**WHAT YOU NEED TO DO**
Locate the word "pescados" in the entries below, then gather every line that holds it.

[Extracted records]

.....

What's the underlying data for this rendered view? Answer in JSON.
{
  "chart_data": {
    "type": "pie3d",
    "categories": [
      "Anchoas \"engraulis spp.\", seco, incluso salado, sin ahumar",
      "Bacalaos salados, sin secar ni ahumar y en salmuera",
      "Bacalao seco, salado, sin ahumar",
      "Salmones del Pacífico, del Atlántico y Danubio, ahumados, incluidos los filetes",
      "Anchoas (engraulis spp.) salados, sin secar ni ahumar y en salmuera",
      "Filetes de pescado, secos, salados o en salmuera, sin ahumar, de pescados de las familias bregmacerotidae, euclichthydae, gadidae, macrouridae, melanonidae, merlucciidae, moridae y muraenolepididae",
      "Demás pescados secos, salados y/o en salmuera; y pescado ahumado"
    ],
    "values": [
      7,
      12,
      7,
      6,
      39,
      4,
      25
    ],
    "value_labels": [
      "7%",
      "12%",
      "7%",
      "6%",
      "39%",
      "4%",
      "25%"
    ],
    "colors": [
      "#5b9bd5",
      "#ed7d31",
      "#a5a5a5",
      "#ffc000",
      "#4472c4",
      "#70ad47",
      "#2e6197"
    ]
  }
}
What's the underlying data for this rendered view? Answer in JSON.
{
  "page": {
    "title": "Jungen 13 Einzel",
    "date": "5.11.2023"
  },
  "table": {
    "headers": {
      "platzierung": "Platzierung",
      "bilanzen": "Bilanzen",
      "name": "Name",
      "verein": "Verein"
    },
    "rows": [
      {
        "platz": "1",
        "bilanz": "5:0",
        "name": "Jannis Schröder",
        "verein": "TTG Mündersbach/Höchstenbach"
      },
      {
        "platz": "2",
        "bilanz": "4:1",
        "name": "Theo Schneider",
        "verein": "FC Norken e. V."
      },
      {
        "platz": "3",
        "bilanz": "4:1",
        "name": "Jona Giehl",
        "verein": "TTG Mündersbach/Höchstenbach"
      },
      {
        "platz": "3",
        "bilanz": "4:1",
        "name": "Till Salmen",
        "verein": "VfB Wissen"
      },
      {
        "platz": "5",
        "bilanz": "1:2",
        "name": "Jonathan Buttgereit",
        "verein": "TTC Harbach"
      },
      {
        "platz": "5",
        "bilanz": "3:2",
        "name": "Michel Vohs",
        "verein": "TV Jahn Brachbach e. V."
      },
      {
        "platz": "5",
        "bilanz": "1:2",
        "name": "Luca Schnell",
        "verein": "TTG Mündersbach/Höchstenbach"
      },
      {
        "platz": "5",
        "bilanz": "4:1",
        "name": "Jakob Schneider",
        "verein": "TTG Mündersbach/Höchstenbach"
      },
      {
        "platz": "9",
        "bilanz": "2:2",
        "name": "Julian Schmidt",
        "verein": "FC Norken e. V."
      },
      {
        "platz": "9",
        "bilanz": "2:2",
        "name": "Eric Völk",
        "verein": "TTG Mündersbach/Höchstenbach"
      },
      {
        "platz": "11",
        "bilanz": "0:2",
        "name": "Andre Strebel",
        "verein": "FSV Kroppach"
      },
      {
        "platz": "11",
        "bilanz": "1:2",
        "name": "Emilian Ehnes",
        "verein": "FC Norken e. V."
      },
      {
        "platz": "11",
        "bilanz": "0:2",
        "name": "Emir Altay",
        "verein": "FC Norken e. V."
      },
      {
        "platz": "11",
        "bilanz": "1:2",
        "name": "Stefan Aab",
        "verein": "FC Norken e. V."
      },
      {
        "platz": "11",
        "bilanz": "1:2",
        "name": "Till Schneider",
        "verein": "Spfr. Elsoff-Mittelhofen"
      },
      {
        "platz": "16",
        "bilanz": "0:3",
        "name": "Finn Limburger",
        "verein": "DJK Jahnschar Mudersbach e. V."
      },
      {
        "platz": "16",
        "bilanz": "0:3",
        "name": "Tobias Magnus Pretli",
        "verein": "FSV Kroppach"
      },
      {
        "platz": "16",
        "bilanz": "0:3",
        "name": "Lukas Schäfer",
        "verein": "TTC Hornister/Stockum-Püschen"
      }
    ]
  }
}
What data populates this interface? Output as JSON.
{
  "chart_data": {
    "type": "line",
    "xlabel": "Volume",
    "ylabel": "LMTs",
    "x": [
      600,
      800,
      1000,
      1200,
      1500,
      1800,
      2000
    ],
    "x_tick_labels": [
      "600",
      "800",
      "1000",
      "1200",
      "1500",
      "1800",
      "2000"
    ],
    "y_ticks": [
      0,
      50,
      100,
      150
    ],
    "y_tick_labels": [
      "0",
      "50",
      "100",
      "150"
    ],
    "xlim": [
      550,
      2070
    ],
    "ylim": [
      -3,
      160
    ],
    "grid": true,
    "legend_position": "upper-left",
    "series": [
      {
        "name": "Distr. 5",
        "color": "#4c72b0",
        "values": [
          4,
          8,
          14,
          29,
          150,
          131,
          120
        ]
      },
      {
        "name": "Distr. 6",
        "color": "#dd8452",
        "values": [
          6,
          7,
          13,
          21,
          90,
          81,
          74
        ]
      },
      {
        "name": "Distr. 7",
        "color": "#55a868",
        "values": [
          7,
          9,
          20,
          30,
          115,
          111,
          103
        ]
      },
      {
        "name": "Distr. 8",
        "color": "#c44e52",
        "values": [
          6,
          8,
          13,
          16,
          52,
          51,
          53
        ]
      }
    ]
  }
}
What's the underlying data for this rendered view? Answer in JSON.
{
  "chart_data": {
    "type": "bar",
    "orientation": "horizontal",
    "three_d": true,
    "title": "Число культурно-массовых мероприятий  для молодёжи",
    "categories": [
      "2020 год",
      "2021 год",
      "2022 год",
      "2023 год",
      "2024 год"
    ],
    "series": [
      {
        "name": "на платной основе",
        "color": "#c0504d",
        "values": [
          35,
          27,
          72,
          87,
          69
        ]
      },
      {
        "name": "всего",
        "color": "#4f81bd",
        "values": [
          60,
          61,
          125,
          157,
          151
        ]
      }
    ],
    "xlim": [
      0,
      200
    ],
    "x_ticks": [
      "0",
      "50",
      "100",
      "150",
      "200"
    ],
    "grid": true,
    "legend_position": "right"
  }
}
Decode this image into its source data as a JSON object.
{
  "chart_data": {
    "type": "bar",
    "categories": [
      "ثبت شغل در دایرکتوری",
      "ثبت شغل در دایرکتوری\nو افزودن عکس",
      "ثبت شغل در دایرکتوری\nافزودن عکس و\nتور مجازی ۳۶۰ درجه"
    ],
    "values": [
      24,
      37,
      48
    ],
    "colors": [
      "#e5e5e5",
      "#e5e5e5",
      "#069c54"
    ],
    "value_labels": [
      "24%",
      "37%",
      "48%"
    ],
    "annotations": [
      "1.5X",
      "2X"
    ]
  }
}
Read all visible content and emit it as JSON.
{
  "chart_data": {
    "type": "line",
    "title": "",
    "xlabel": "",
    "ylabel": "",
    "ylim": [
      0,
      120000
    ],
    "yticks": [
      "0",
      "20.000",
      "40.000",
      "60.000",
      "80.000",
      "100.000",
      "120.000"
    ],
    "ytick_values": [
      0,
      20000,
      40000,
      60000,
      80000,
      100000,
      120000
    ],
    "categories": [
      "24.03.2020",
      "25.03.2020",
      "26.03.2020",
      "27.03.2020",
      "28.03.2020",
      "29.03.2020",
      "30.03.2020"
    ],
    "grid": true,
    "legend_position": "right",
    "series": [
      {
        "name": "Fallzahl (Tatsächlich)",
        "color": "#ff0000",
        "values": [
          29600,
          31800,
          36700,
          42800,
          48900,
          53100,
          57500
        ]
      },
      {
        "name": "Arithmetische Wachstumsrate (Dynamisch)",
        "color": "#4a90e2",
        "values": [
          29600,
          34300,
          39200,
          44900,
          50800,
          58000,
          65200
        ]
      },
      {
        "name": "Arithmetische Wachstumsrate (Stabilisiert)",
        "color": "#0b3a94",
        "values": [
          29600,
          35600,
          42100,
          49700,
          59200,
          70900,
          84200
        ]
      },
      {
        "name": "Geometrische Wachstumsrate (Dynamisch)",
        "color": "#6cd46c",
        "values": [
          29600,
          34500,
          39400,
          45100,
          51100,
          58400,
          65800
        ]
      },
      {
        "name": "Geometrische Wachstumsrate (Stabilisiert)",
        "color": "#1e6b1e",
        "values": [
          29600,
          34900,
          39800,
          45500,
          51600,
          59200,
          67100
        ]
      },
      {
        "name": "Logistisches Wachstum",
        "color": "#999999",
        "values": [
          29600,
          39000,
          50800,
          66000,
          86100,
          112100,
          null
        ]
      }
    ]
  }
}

.....

**ANSWER TO THE TASK**
      "Filetes de pescado, secos, salados o en salmuera, sin ahumar, de pescados de las familias bregmacerotidae, euclichthydae, gadidae, macrouridae, melanonidae, merlucciidae, moridae y muraenolepididae",
      "Demás pescados secos, salados y/o en salmuera; y pescado ahumado"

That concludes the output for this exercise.